Please write every item below as a two-column CSV with the headers item and answer, one row per item. Put each item's text and its answer in a single quoted field each, with line breaks replaced by spaces.
-.-.-
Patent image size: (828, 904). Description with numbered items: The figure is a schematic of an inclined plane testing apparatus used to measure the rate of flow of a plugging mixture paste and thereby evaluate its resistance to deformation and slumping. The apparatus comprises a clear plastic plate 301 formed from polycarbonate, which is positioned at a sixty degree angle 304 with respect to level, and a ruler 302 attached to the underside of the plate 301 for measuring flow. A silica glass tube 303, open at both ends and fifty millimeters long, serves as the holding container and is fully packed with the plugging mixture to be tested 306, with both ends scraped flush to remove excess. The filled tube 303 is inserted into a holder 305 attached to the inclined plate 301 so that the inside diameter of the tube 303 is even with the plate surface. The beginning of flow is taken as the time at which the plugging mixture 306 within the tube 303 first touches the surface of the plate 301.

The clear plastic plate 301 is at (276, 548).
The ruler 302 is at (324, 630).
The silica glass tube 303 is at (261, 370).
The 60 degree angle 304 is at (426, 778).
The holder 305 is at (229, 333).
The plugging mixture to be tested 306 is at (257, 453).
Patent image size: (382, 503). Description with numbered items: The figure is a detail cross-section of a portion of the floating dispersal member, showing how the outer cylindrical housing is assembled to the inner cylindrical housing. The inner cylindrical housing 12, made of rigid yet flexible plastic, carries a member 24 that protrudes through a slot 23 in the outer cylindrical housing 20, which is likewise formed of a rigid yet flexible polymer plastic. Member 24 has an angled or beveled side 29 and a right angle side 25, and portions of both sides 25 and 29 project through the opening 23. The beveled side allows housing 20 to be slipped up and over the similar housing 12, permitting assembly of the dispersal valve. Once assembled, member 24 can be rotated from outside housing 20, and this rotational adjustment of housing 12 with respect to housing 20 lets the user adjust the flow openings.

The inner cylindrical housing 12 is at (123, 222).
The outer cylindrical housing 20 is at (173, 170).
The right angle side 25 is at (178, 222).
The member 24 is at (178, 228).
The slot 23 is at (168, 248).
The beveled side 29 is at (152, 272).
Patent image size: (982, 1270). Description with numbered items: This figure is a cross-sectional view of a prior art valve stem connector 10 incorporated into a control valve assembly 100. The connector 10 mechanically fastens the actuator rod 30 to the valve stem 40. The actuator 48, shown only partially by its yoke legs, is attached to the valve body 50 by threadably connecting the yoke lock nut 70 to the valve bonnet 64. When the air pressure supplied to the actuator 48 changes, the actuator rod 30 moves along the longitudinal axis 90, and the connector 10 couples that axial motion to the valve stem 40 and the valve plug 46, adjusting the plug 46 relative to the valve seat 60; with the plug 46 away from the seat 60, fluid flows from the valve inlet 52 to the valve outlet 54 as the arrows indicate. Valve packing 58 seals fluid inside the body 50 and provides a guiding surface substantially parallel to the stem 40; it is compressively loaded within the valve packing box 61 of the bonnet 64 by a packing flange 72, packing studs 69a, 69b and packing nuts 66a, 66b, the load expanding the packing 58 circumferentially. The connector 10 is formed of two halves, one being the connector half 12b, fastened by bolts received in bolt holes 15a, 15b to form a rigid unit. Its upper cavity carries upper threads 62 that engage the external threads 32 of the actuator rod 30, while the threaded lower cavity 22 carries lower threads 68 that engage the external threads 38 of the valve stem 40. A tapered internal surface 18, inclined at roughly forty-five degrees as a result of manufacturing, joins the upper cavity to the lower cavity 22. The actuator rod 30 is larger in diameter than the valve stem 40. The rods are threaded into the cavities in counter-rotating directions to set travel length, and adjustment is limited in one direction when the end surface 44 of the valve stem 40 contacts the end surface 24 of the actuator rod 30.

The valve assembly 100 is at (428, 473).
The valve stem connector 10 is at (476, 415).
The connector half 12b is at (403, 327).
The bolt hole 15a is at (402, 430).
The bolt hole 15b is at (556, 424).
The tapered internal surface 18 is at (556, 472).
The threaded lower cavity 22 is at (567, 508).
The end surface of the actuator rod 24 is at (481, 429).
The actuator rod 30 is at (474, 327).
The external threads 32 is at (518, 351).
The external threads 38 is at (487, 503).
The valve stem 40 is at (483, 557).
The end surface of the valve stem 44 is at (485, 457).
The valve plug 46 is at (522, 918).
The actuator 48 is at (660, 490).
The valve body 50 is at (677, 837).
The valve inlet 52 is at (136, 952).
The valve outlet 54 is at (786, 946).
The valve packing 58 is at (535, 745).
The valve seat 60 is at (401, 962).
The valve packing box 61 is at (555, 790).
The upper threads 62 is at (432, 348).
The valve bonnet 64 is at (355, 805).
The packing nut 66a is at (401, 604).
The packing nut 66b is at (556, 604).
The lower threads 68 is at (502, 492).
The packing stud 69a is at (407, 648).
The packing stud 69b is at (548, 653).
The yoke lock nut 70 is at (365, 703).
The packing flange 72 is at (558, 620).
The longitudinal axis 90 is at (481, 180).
-.-.-
--- Full solution ---
item,answer
"Patent image size: (828, 904). Description with numbered items: The figure is a schematic of an inclined plane testing apparatus used to measure the rate of flow of a plugging mixture paste and thereby evaluate its resistance to deformation and slumping. The apparatus comprises a clear plastic plate 301 formed from polycarbonate, which is positioned at a sixty degree angle 304 with respect to level, and a ruler 302 attached to the underside of the plate 301 for measuring flow. A silica glass tube 303, open at both ends and fifty millimeters long, serves as the holding container and is fully packed with the plugging mixture to be tested 306, with both ends scraped flush to remove excess. The filled tube 303 is inserted into a holder 305 attached to the inclined plate 301 so that the inside diameter of the tube 303 is even with the plate surface. The beginning of flow is taken as the time at which the plugging mixture 306 within the tube 303 first touches the surface of the plate 301.","The clear plastic plate 301 is at (276, 548). The ruler 302 is at (324, 630). The silica glass tube 303 is at (261, 370). The 60 degree angle 304 is at (426, 778). The holder 305 is at (229, 333). The plugging mixture to be tested 306 is at (257, 453)."
"Patent image size: (382, 503). Description with numbered items: The figure is a detail cross-section of a portion of the floating dispersal member, showing how the outer cylindrical housing is assembled to the inner cylindrical housing. The inner cylindrical housing 12, made of rigid yet flexible plastic, carries a member 24 that protrudes through a slot 23 in the outer cylindrical housing 20, which is likewise formed of a rigid yet flexible polymer plastic. Member 24 has an angled or beveled side 29 and a right angle side 25, and portions of both sides 25 and 29 project through the opening 23. The beveled side allows housing 20 to be slipped up and over the similar housing 12, permitting assembly of the dispersal valve. Once assembled, member 24 can be rotated from outside housing 20, and this rotational adjustment of housing 12 with respect to housing 20 lets the user adjust the flow openings.","The inner cylindrical housing 12 is at (123, 222). The outer cylindrical housing 20 is at (173, 170). The right angle side 25 is at (178, 222). The member 24 is at (178, 228). The slot 23 is at (168, 248). The beveled side 29 is at (152, 272)."
"Patent image size: (982, 1270). Description with numbered items: This figure is a cross-sectional view of a prior art valve stem connector 10 incorporated into a control valve assembly 100. The connector 10 mechanically fastens the actuator rod 30 to the valve stem 40. The actuator 48, shown only partially by its yoke legs, is attached to the valve body 50 by threadably connecting the yoke lock nut 70 to the valve bonnet 64. When the air pressure supplied to the actuator 48 changes, the actuator rod 30 moves along the longitudinal axis 90, and the connector 10 couples that axial motion to the valve stem 40 and the valve plug 46, adjusting the plug 46 relative to the valve seat 60; with the plug 46 away from the seat 60, fluid flows from the valve inlet 52 to the valve outlet 54 as the arrows indicate. Valve packing 58 seals fluid inside the body 50 and provides a guiding surface substantially parallel to the stem 40; it is compressively loaded within the valve packing box 61 of the bonnet 64 by a packing flange 72, packing studs 69a, 69b and packing nuts 66a, 66b, the load expanding the packing 58 circumferentially. The connector 10 is formed of two halves, one being the connector half 12b, fastened by bolts received in bolt holes 15a, 15b to form a rigid unit. Its upper cavity carries upper threads 62 that engage the external threads 32 of the actuator rod 30, while the threaded lower cavity 22 carries lower threads 68 that engage the external threads 38 of the valve stem 40. A tapered internal surface 18, inclined at roughly forty-five degrees as a result of manufacturing, joins the upper cavity to the lower cavity 22. The actuator rod 30 is larger in diameter than the valve stem 40. The rods are threaded into the cavities in counter-rotating directions to set travel length, and adjustment is limited in one direction when the end surface 44 of the valve stem 40 contacts the end surface 24 of the actuator rod 30.","The valve assembly 100 is at (428, 473). The valve stem connector 10 is at (476, 415). The connector half 12b is at (403, 327). The bolt hole 15a is at (402, 430). The bolt hole 15b is at (556, 424). The tapered internal surface 18 is at (556, 472). The threaded lower cavity 22 is at (567, 508). The end surface of the actuator rod 24 is at (481, 429). The actuator rod 30 is at (474, 327). The external threads 32 is at (518, 351). The external threads 38 is at (487, 503). The valve stem 40 is at (483, 557). The end surface of the valve stem 44 is at (485, 457). The valve plug 46 is at (522, 918). The actuator 48 is at (660, 490). The valve body 50 is at (677, 837). The valve inlet 52 is at (136, 952). The valve outlet 54 is at (786, 946). The valve packing 58 is at (535, 745). The valve seat 60 is at (401, 962). The valve packing box 61 is at (555, 790). The upper threads 62 is at (432, 348). The valve bonnet 64 is at (355, 805). The packing nut 66a is at (401, 604). The packing nut 66b is at (556, 604). The lower threads 68 is at (502, 492). The packing stud 69a is at (407, 648). The packing stud 69b is at (548, 653). The yoke lock nut 70 is at (365, 703). The packing flange 72 is at (558, 620). The longitudinal axis 90 is at (481, 180)."